What to produce:
Would you return all of this data exactly, leaving nothing out?

# Start of Entries shown

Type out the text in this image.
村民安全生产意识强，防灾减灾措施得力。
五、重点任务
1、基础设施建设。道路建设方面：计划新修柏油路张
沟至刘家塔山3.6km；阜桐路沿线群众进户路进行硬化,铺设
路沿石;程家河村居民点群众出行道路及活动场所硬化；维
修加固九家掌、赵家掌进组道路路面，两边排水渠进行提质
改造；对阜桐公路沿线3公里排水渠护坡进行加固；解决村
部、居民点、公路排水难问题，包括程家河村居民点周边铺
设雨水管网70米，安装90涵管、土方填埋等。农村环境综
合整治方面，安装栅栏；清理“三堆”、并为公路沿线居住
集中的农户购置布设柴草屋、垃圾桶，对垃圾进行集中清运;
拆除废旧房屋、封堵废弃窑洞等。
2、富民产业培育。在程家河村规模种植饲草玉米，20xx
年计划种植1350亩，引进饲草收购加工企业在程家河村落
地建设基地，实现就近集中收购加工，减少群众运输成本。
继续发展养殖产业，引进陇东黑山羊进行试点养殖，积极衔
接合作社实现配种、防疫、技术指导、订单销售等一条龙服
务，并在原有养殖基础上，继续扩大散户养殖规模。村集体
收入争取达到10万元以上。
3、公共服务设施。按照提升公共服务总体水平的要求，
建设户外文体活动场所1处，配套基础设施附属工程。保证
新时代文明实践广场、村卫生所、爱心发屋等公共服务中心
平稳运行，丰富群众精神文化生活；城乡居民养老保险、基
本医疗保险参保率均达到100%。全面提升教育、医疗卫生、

# End of Entries shown

Completed task:
Type out the text in this image.
村民安全生产意识强，防灾减灾措施得力。
五、重点任务
1、基础设施建设。道路建设方面：计划新修柏油路张
沟至刘家塔山3.6km；阜桐路沿线群众进户路进行硬化,铺设
路沿石;程家河村居民点群众出行道路及活动场所硬化；维
修加固九家掌、赵家掌进组道路路面，两边排水渠进行提质
改造；对阜桐公路沿线3公里排水渠护坡进行加固；解决村
部、居民点、公路排水难问题，包括程家河村居民点周边铺
设雨水管网70米，安装90涵管、土方填埋等。农村环境综
合整治方面，安装栅栏；清理“三堆”、并为公路沿线居住
集中的农户购置布设柴草屋、垃圾桶，对垃圾进行集中清运;
拆除废旧房屋、封堵废弃窑洞等。
2、富民产业培育。在程家河村规模种植饲草玉米，20xx
年计划种植1350亩，引进饲草收购加工企业在程家河村落
地建设基地，实现就近集中收购加工，减少群众运输成本。
继续发展养殖产业，引进陇东黑山羊进行试点养殖，积极衔
接合作社实现配种、防疫、技术指导、订单销售等一条龙服
务，并在原有养殖基础上，继续扩大散户养殖规模。村集体
收入争取达到10万元以上。
3、公共服务设施。按照提升公共服务总体水平的要求，
建设户外文体活动场所1处，配套基础设施附属工程。保证
新时代文明实践广场、村卫生所、爱心发屋等公共服务中心
平稳运行，丰富群众精神文化生活；城乡居民养老保险、基
本医疗保险参保率均达到100%。全面提升教育、医疗卫生、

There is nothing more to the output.